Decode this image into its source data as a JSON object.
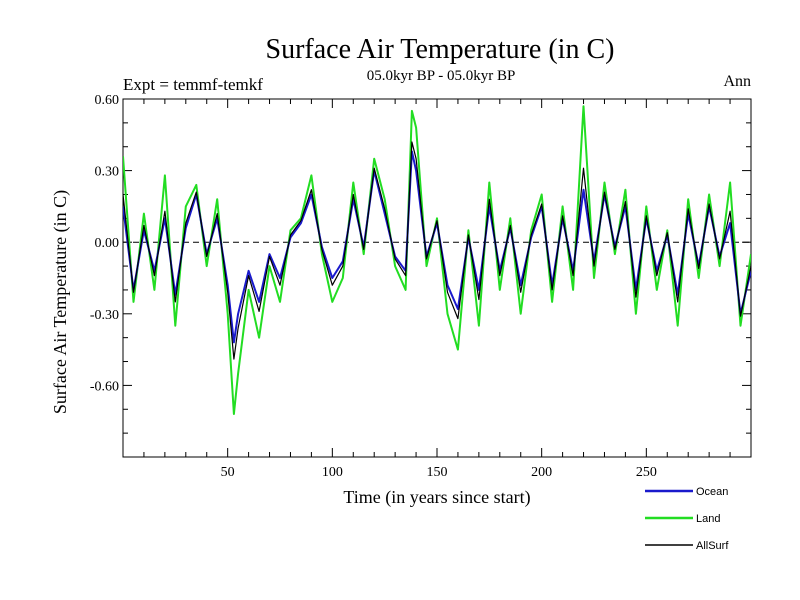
{
  "chart_data": {
    "type": "line",
    "title": "Surface Air Temperature (in C)",
    "subtitle": "05.0kyr BP - 05.0kyr BP",
    "left_label": "Expt = temmf-temkf",
    "right_label": "Ann",
    "xlabel": "Time (in years since start)",
    "ylabel": "Surface Air Temperature (in C)",
    "xlim": [
      0,
      300
    ],
    "ylim": [
      -0.9,
      0.6
    ],
    "x_ticks": [
      50,
      100,
      150,
      200,
      250
    ],
    "x_tick_labels": [
      "50",
      "100",
      "150",
      "200",
      "250"
    ],
    "y_ticks": [
      0.6,
      0.3,
      0.0,
      -0.3,
      -0.6
    ],
    "y_tick_labels": [
      "0.60",
      "0.30",
      "0.00",
      "-0.30",
      "-0.60"
    ],
    "zero_line": "dashed",
    "legend_position": "bottom-right",
    "colors": {
      "Ocean": "#1a1acc",
      "Land": "#22dd22",
      "AllSurf": "#000000"
    },
    "x": [
      0,
      5,
      10,
      15,
      20,
      25,
      30,
      35,
      40,
      45,
      50,
      53,
      55,
      60,
      65,
      70,
      75,
      80,
      85,
      90,
      95,
      100,
      105,
      110,
      115,
      120,
      125,
      130,
      135,
      138,
      140,
      145,
      150,
      155,
      160,
      165,
      170,
      175,
      180,
      185,
      190,
      195,
      200,
      205,
      210,
      215,
      220,
      225,
      230,
      235,
      240,
      245,
      250,
      255,
      260,
      265,
      270,
      275,
      280,
      285,
      290,
      295,
      300
    ],
    "series": [
      {
        "name": "Land",
        "values": [
          0.36,
          -0.25,
          0.12,
          -0.2,
          0.28,
          -0.35,
          0.15,
          0.24,
          -0.1,
          0.18,
          -0.3,
          -0.72,
          -0.55,
          -0.2,
          -0.4,
          -0.1,
          -0.25,
          0.05,
          0.1,
          0.28,
          -0.05,
          -0.25,
          -0.15,
          0.25,
          -0.05,
          0.35,
          0.18,
          -0.1,
          -0.2,
          0.55,
          0.48,
          -0.1,
          0.1,
          -0.3,
          -0.45,
          0.05,
          -0.35,
          0.25,
          -0.2,
          0.1,
          -0.3,
          0.05,
          0.2,
          -0.25,
          0.15,
          -0.2,
          0.57,
          -0.15,
          0.25,
          -0.05,
          0.22,
          -0.3,
          0.15,
          -0.2,
          0.05,
          -0.35,
          0.18,
          -0.15,
          0.2,
          -0.1,
          0.25,
          -0.35,
          -0.05
        ]
      },
      {
        "name": "Ocean",
        "values": [
          0.15,
          -0.2,
          0.05,
          -0.12,
          0.1,
          -0.22,
          0.06,
          0.2,
          -0.05,
          0.1,
          -0.18,
          -0.42,
          -0.3,
          -0.12,
          -0.25,
          -0.05,
          -0.15,
          0.02,
          0.08,
          0.2,
          -0.02,
          -0.15,
          -0.08,
          0.18,
          -0.02,
          0.3,
          0.12,
          -0.06,
          -0.12,
          0.38,
          0.3,
          -0.06,
          0.08,
          -0.18,
          -0.28,
          0.02,
          -0.2,
          0.15,
          -0.12,
          0.06,
          -0.18,
          0.02,
          0.15,
          -0.18,
          0.1,
          -0.12,
          0.22,
          -0.08,
          0.2,
          -0.02,
          0.15,
          -0.2,
          0.1,
          -0.12,
          0.03,
          -0.22,
          0.12,
          -0.1,
          0.15,
          -0.06,
          0.08,
          -0.3,
          -0.12
        ]
      },
      {
        "name": "AllSurf",
        "values": [
          0.2,
          -0.21,
          0.07,
          -0.14,
          0.13,
          -0.25,
          0.08,
          0.21,
          -0.06,
          0.12,
          -0.21,
          -0.49,
          -0.36,
          -0.14,
          -0.29,
          -0.06,
          -0.18,
          0.03,
          0.09,
          0.22,
          -0.03,
          -0.18,
          -0.1,
          0.2,
          -0.03,
          0.31,
          0.14,
          -0.07,
          -0.14,
          0.42,
          0.35,
          -0.07,
          0.09,
          -0.21,
          -0.32,
          0.03,
          -0.24,
          0.18,
          -0.14,
          0.07,
          -0.21,
          0.03,
          0.16,
          -0.2,
          0.11,
          -0.14,
          0.31,
          -0.1,
          0.21,
          -0.03,
          0.17,
          -0.23,
          0.11,
          -0.14,
          0.04,
          -0.25,
          0.14,
          -0.11,
          0.16,
          -0.07,
          0.13,
          -0.31,
          -0.1
        ]
      }
    ]
  }
}
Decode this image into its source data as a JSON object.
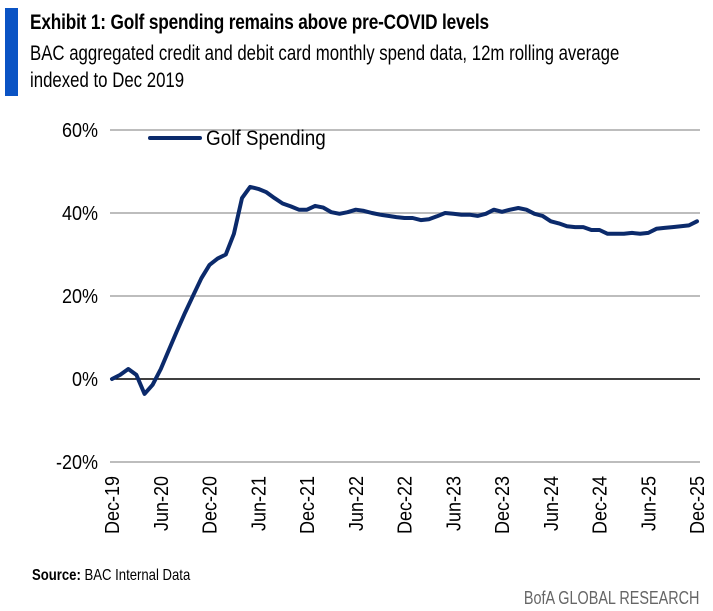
{
  "header": {
    "title": "Exhibit 1: Golf spending remains above pre-COVID levels",
    "subtitle": "BAC aggregated credit and debit card monthly spend data, 12m rolling average indexed to Dec 2019",
    "accent_color": "#0a53c4"
  },
  "footer": {
    "source_label": "Source:",
    "source_text": " BAC Internal Data",
    "brand": "BofA GLOBAL RESEARCH"
  },
  "chart_data": {
    "type": "line",
    "title": "",
    "xlabel": "",
    "ylabel": "",
    "ylim": [
      -20,
      60
    ],
    "y_ticks": [
      60,
      40,
      20,
      0,
      -20
    ],
    "y_tick_labels": [
      "60%",
      "40%",
      "20%",
      "0%",
      "-20%"
    ],
    "x_tick_labels": [
      "Dec-19",
      "Jun-20",
      "Dec-20",
      "Jun-21",
      "Dec-21",
      "Jun-22",
      "Dec-22",
      "Jun-23",
      "Dec-23",
      "Jun-24",
      "Dec-24",
      "Jun-25",
      "Dec-25"
    ],
    "grid": true,
    "legend_position": "top-left",
    "x": [
      "2019-12",
      "2020-01",
      "2020-02",
      "2020-03",
      "2020-04",
      "2020-05",
      "2020-06",
      "2020-07",
      "2020-08",
      "2020-09",
      "2020-10",
      "2020-11",
      "2020-12",
      "2021-01",
      "2021-02",
      "2021-03",
      "2021-04",
      "2021-05",
      "2021-06",
      "2021-07",
      "2021-08",
      "2021-09",
      "2021-10",
      "2021-11",
      "2021-12",
      "2022-01",
      "2022-02",
      "2022-03",
      "2022-04",
      "2022-05",
      "2022-06",
      "2022-07",
      "2022-08",
      "2022-09",
      "2022-10",
      "2022-11",
      "2022-12",
      "2023-01",
      "2023-02",
      "2023-03",
      "2023-04",
      "2023-05",
      "2023-06",
      "2023-07",
      "2023-08",
      "2023-09",
      "2023-10",
      "2023-11",
      "2023-12",
      "2024-01",
      "2024-02",
      "2024-03",
      "2024-04",
      "2024-05",
      "2024-06",
      "2024-07",
      "2024-08",
      "2024-09",
      "2024-10",
      "2024-11",
      "2024-12",
      "2025-01",
      "2025-02",
      "2025-03",
      "2025-04",
      "2025-05",
      "2025-06",
      "2025-07",
      "2025-08",
      "2025-09",
      "2025-10",
      "2025-11",
      "2025-12"
    ],
    "series": [
      {
        "name": "Golf Spending",
        "color": "#0b2a6b",
        "values": [
          0,
          1,
          2.4,
          1,
          -3.6,
          -1.4,
          2.4,
          7,
          11.6,
          16,
          20.2,
          24.3,
          27.5,
          29,
          30,
          35,
          43.6,
          46.3,
          45.8,
          45,
          43.6,
          42.3,
          41.6,
          40.8,
          40.8,
          41.7,
          41.3,
          40.2,
          39.8,
          40.2,
          40.8,
          40.5,
          40,
          39.6,
          39.3,
          39,
          38.8,
          38.8,
          38.3,
          38.5,
          39.2,
          40,
          39.8,
          39.6,
          39.6,
          39.3,
          39.8,
          40.8,
          40.3,
          40.8,
          41.2,
          40.8,
          39.8,
          39.3,
          38,
          37.5,
          36.8,
          36.6,
          36.6,
          35.9,
          35.9,
          35,
          35,
          35,
          35.2,
          35,
          35.2,
          36.2,
          36.4,
          36.6,
          36.8,
          37,
          38
        ]
      }
    ]
  }
}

## Required work
Return a copy of every line that includes the word "ylabel".

## Task response
    "ylabel": "Surface Air Temperature (in C)",
    "ylabel": "",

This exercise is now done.